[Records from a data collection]
↓↓↓

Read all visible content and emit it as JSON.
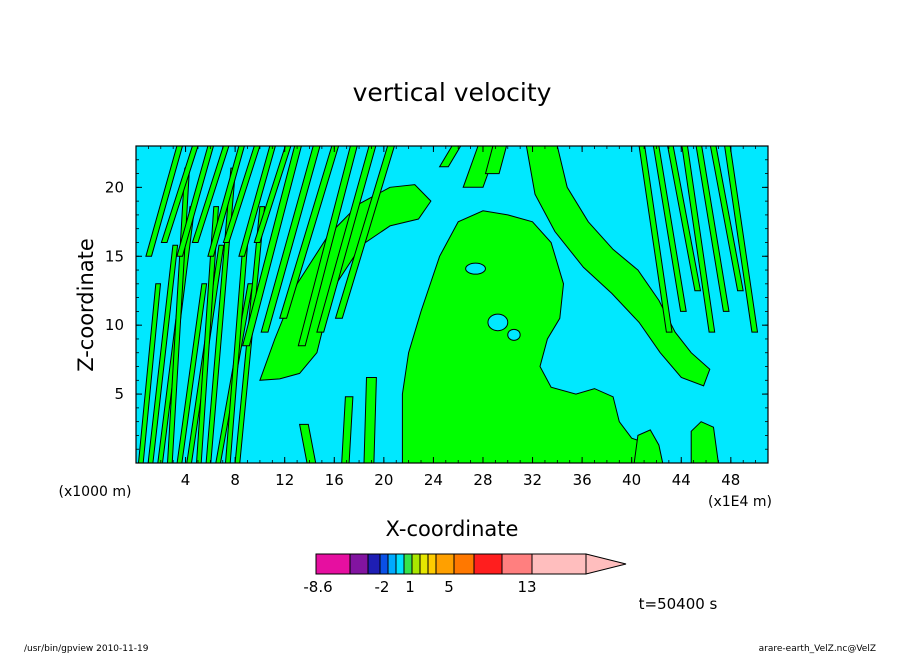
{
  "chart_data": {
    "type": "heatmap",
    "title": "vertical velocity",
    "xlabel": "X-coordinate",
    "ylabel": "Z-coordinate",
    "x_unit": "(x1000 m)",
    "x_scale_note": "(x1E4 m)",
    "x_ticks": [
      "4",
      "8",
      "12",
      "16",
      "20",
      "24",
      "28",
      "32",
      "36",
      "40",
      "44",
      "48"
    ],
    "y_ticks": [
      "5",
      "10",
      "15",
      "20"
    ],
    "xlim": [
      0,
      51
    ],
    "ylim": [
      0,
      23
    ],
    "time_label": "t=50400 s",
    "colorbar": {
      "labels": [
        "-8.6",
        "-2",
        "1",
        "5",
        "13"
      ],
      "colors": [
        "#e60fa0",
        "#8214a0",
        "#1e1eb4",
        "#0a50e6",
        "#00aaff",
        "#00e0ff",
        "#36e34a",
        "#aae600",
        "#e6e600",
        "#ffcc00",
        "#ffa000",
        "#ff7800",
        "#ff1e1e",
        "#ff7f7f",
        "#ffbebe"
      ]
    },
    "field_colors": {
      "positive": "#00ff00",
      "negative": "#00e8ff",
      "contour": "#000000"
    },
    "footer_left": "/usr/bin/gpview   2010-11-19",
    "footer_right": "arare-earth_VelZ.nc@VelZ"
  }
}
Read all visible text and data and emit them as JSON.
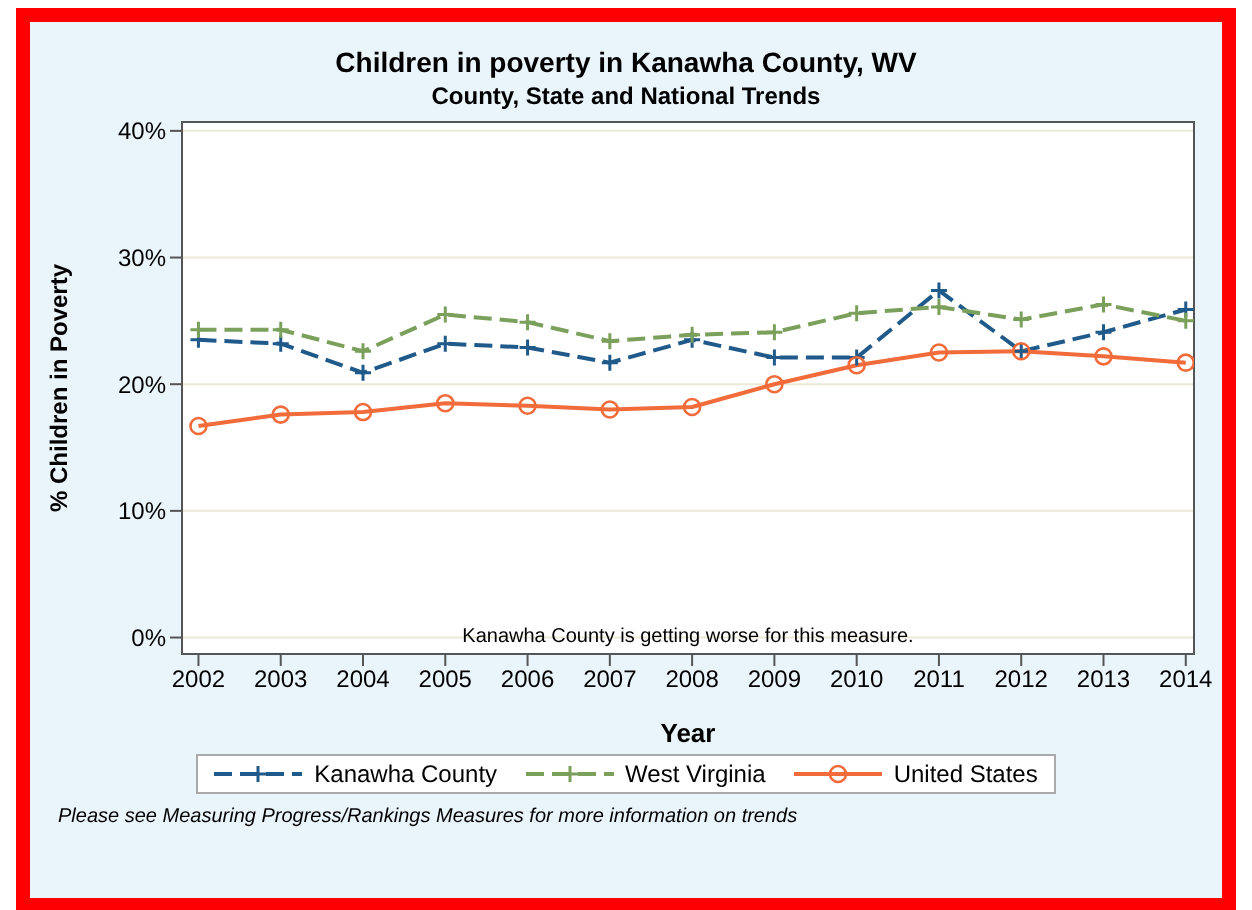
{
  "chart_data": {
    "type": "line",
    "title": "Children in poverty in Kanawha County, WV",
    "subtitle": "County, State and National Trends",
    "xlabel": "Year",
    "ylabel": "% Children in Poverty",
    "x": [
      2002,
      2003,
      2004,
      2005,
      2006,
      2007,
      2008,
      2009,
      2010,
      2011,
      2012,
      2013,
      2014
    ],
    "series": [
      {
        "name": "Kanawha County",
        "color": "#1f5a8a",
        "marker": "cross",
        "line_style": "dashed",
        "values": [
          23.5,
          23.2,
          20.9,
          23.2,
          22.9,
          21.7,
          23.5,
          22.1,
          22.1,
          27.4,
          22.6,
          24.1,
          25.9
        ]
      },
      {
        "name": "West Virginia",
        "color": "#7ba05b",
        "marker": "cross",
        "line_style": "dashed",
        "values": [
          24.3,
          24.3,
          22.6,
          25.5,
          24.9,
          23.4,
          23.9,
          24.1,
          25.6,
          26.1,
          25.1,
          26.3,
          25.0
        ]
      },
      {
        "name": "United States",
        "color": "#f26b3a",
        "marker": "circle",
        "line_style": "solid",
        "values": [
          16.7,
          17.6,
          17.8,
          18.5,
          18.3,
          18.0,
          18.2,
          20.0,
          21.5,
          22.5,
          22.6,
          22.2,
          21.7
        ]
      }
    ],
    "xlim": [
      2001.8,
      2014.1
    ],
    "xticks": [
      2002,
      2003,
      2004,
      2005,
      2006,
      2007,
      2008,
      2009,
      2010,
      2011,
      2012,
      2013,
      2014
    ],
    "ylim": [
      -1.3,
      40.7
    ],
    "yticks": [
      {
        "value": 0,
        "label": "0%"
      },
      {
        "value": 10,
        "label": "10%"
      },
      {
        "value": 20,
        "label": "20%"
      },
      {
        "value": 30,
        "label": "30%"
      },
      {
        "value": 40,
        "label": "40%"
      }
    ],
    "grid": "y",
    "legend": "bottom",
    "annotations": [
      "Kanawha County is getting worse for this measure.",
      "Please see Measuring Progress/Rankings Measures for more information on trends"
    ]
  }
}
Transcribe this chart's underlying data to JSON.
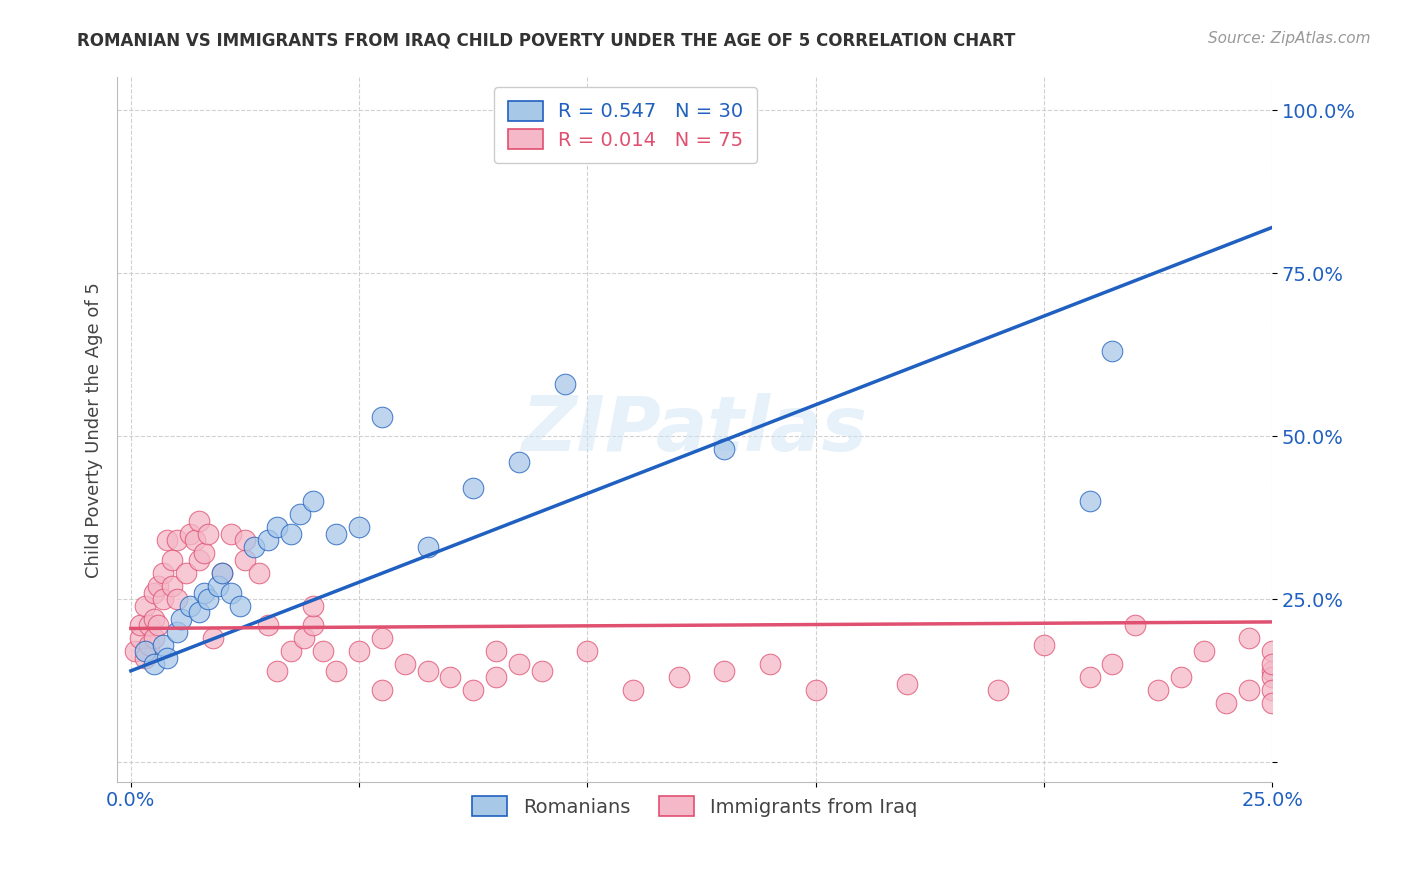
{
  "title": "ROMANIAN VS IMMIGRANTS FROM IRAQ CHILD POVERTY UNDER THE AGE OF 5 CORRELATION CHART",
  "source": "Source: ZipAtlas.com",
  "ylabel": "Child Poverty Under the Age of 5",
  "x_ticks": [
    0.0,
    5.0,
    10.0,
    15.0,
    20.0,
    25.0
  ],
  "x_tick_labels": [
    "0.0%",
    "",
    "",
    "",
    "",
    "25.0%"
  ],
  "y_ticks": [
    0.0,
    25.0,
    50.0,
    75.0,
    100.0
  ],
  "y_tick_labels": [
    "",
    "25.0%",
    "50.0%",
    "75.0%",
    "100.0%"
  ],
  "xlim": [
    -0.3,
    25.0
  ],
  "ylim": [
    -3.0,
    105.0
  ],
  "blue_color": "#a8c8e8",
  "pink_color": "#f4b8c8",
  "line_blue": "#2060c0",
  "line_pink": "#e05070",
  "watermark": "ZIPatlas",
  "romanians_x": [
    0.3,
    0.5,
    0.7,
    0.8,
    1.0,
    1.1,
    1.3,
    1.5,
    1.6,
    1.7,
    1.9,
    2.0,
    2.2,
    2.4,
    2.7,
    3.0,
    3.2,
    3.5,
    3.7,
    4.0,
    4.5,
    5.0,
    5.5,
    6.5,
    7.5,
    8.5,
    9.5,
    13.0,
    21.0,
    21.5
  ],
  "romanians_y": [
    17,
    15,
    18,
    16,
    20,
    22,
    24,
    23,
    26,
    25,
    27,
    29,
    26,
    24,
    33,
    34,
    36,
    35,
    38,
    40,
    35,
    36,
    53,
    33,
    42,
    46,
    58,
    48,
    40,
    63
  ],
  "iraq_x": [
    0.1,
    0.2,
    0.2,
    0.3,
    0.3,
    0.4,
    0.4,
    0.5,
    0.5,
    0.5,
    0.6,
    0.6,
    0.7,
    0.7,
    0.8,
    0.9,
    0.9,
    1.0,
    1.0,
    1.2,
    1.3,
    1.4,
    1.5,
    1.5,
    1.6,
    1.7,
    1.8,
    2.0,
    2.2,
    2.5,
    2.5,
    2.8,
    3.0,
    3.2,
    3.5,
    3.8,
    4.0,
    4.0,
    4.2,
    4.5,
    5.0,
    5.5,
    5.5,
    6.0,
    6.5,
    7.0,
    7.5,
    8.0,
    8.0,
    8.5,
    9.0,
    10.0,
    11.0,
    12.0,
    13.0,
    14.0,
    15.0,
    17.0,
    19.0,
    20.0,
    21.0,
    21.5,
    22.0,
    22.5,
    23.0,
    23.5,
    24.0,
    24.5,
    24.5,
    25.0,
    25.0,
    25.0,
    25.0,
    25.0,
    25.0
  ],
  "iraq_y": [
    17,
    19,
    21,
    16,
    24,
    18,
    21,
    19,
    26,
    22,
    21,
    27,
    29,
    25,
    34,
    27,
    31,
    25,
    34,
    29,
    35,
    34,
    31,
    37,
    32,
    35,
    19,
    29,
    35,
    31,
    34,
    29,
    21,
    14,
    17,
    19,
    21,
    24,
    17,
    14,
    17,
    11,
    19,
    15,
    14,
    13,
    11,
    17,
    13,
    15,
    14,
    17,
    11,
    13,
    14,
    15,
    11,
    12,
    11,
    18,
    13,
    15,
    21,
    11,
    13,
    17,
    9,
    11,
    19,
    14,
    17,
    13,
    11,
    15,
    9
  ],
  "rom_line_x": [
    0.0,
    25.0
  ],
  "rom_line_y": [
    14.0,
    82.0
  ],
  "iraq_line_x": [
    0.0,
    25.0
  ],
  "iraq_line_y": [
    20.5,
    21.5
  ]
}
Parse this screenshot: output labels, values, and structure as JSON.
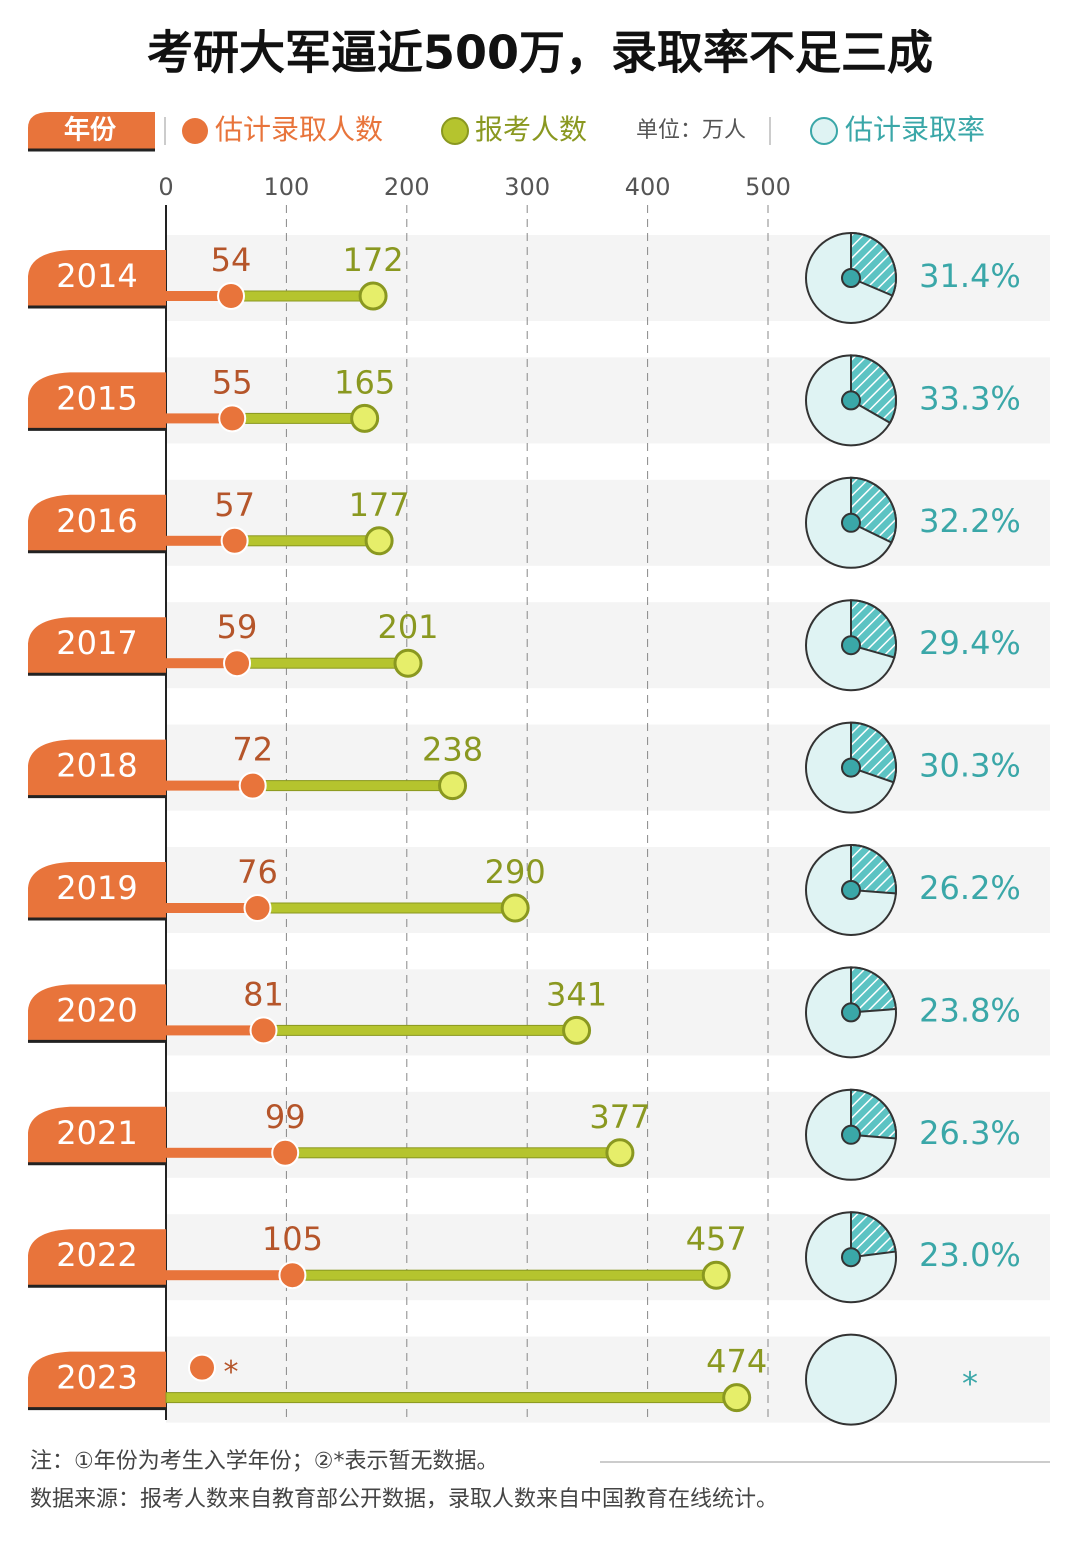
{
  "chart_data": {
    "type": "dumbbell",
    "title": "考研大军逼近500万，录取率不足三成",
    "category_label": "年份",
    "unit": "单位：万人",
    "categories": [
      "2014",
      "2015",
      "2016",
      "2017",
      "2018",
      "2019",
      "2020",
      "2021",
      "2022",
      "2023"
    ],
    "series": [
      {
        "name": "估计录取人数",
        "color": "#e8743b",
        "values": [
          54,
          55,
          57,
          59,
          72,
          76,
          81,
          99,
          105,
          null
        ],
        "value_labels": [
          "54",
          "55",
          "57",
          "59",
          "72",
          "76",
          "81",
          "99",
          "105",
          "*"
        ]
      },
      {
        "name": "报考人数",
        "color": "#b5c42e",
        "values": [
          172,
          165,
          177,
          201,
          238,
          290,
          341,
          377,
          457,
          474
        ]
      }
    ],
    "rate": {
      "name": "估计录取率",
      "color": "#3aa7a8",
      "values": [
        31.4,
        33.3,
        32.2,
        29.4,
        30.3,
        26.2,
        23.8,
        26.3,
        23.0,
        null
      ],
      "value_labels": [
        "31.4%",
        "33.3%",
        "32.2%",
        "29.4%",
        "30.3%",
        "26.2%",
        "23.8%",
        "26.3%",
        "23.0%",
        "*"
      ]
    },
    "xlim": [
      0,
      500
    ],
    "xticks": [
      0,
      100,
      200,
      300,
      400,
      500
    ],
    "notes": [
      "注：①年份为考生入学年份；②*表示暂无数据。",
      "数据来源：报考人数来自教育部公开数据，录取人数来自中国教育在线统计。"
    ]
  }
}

↑↑↑

What you have to do: Which lines hold the word "type"? Return all of them from the records above.

Complete response:
    "type": "heatmap",
    "type": "line",
    "type": "dumbbell",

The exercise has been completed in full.